## [Required work]
Transcribe the records that follow exactly. Skip the pictures.

## [Records for the exercise]
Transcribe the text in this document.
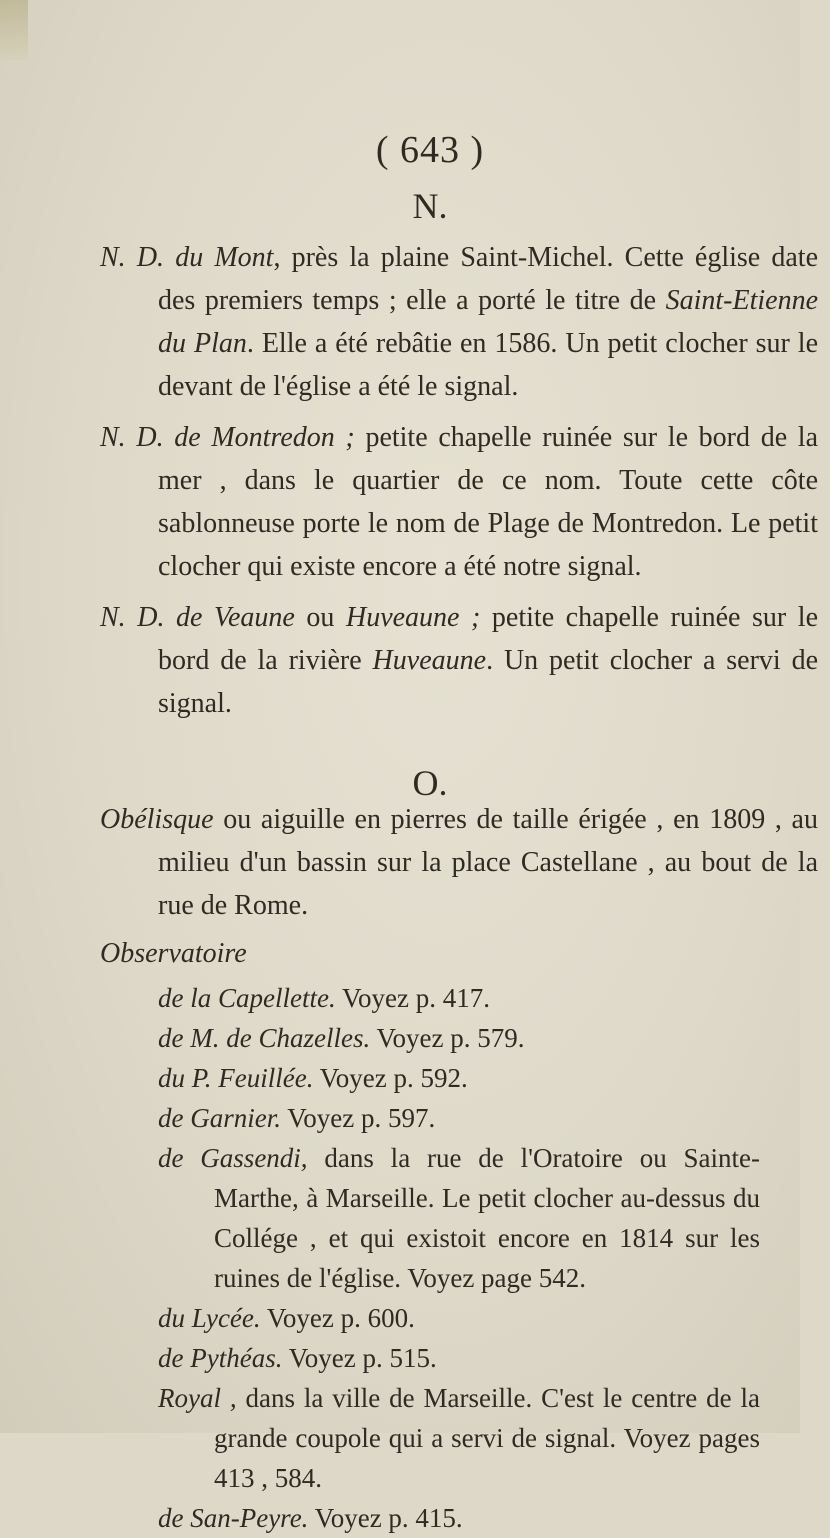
( 643 )
N.
N. D. du Mont, près la plaine Saint-Michel. Cette église date des premiers temps ; elle a porté le titre de Saint-Etienne du Plan. Elle a été rebâtie en 1586. Un petit clocher sur le devant de l'église a été le signal.
N. D. de Montredon ; petite chapelle ruinée sur le bord de la mer , dans le quartier de ce nom. Toute cette côte sablonneuse porte le nom de Plage de Montredon. Le petit clocher qui existe encore a été notre signal.
N. D. de Veaune ou Huveaune ; petite chapelle ruinée sur le bord de la rivière Huveaune. Un petit clocher a servi de signal.
O.
Obélisque ou aiguille en pierres de taille érigée , en 1809 , au milieu d'un bassin sur la place Castellane , au bout de la rue de Rome.
Observatoire
de la Capellette. Voyez p. 417.
de M. de Chazelles. Voyez p. 579.
du P. Feuillée. Voyez p. 592.
de Garnier. Voyez p. 597.
de Gassendi, dans la rue de l'Oratoire ou Sainte-Marthe, à Marseille. Le petit clocher au-dessus du Collége , et qui existoit encore en 1814 sur les ruines de l'église. Voyez page 542.
du Lycée. Voyez p. 600.
de Pythéas. Voyez p. 515.
Royal , dans la ville de Marseille. C'est le centre de la grande coupole qui a servi de signal. Voyez pages 413 , 584.
de San-Peyre. Voyez p. 415.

## [Final result]
Transcribe the text in this document.
( 643 )
N.
N. D. du Mont, près la plaine Saint-Michel. Cette église date des premiers temps ; elle a porté le titre de Saint-Etienne du Plan. Elle a été rebâtie en 1586. Un petit clocher sur le devant de l'église a été le signal.
N. D. de Montredon ; petite chapelle ruinée sur le bord de la mer , dans le quartier de ce nom. Toute cette côte sablonneuse porte le nom de Plage de Montredon. Le petit clocher qui existe encore a été notre signal.
N. D. de Veaune ou Huveaune ; petite chapelle ruinée sur le bord de la rivière Huveaune. Un petit clocher a servi de signal.
O.
Obélisque ou aiguille en pierres de taille érigée , en 1809 , au milieu d'un bassin sur la place Castellane , au bout de la rue de Rome.
Observatoire
de la Capellette. Voyez p. 417.
de M. de Chazelles. Voyez p. 579.
du P. Feuillée. Voyez p. 592.
de Garnier. Voyez p. 597.
de Gassendi, dans la rue de l'Oratoire ou Sainte-Marthe, à Marseille. Le petit clocher au-dessus du Collége , et qui existoit encore en 1814 sur les ruines de l'église. Voyez page 542.
du Lycée. Voyez p. 600.
de Pythéas. Voyez p. 515.
Royal , dans la ville de Marseille. C'est le centre de la grande coupole qui a servi de signal. Voyez pages 413 , 584.
de San-Peyre. Voyez p. 415.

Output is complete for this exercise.